(Collected data entries)
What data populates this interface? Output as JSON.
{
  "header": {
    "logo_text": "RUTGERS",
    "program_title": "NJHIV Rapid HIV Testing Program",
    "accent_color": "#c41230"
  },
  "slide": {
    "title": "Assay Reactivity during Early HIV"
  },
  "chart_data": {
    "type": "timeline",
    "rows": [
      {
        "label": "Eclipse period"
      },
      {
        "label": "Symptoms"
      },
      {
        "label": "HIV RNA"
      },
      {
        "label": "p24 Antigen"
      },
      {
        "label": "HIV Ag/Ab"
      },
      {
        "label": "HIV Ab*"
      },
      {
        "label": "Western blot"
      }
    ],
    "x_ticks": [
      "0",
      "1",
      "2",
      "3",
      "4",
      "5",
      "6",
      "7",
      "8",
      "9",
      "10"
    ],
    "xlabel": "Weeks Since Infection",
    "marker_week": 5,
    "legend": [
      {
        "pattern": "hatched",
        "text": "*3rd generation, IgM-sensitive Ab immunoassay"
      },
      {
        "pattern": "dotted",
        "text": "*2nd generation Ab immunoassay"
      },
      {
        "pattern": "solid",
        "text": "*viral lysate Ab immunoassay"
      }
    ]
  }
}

§ HOW TO COMPLETE THIS TASK: Among the records above, which lines hold the word "generation"? Copy each one.

§ EXERCISE RESPONSE:
        "text": "*3rd generation, IgM-sensitive Ab immunoassay"
        "text": "*2nd generation Ab immunoassay"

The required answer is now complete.